─── ENTRIES SUPPLIED ───

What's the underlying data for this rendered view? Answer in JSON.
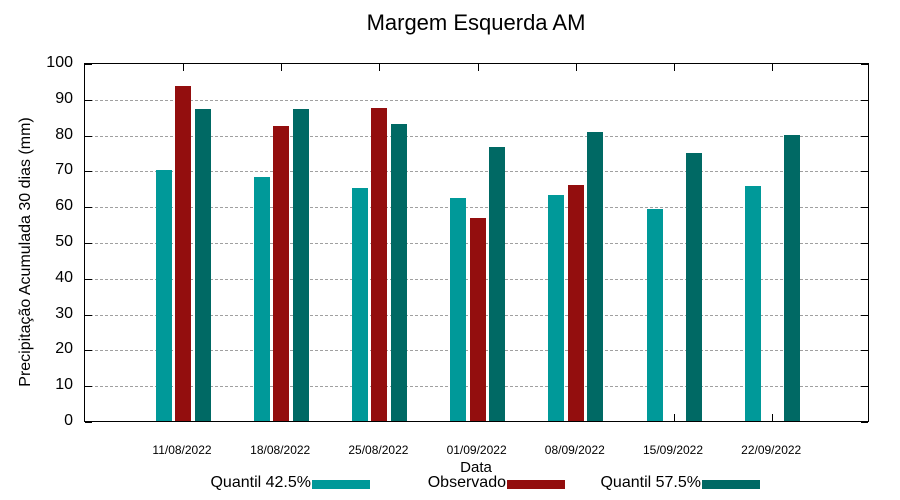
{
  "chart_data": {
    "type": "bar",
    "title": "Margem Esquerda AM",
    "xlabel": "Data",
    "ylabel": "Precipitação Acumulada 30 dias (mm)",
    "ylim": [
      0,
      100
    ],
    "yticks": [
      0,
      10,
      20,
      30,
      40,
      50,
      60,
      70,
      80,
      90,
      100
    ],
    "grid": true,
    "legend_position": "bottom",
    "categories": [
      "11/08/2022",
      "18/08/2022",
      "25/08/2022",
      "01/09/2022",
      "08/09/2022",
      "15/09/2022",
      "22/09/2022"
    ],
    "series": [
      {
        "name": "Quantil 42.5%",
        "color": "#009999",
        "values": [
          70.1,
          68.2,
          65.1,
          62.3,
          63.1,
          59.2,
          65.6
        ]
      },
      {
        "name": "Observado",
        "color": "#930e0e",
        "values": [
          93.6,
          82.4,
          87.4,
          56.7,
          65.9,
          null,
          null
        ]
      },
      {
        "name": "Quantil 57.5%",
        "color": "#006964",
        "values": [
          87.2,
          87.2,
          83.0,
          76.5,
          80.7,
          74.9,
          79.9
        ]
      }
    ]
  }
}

───
─── ENTRIES SUPPLIED ───

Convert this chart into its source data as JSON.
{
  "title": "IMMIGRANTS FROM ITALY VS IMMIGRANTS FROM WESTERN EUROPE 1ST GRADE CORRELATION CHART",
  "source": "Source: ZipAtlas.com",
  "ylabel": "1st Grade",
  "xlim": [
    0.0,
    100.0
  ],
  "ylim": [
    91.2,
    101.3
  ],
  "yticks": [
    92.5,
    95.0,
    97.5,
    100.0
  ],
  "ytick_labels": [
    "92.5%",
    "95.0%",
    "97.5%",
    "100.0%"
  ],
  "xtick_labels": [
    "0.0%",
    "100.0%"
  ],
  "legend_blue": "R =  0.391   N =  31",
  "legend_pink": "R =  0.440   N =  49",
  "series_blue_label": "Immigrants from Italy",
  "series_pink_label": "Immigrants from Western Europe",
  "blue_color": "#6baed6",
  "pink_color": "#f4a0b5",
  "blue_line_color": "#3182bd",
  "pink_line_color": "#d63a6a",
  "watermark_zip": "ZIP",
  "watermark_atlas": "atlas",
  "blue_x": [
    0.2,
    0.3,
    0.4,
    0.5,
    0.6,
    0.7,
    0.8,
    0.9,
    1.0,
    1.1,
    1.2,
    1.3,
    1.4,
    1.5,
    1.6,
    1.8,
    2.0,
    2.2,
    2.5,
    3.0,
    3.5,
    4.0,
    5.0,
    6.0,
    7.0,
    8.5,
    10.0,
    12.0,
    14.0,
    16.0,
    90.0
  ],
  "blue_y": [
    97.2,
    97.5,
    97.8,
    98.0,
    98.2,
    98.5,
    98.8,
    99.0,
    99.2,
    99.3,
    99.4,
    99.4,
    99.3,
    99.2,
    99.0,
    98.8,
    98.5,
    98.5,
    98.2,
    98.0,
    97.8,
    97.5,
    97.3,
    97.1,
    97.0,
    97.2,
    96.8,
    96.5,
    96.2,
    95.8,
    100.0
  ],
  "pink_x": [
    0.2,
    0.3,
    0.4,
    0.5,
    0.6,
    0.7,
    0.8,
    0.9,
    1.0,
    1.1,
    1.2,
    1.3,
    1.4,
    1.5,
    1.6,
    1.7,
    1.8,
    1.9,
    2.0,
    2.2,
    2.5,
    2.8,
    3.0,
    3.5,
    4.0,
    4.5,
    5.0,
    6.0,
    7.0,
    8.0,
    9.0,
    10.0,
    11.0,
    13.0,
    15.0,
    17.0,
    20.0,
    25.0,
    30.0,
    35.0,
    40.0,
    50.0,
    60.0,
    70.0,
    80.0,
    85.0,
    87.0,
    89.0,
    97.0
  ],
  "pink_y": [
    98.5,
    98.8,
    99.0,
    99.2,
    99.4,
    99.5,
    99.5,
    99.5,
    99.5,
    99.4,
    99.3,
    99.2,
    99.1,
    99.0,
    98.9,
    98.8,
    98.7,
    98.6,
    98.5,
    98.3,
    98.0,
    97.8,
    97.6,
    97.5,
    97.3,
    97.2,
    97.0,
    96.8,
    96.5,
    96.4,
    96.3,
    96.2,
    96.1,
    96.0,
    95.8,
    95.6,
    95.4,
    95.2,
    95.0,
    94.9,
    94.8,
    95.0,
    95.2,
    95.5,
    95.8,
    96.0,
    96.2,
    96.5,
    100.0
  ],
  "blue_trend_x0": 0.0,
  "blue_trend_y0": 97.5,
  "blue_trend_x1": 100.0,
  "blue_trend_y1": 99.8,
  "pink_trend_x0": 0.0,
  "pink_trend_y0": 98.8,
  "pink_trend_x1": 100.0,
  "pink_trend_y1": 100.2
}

───

WHAT NEEDS TO BE DONE
Which lines include the word "name"? Copy every one of them.

EXERCISE RESULT
        "name": "Quantil 42.5%",
        "name": "Observado",
        "name": "Quantil 57.5%",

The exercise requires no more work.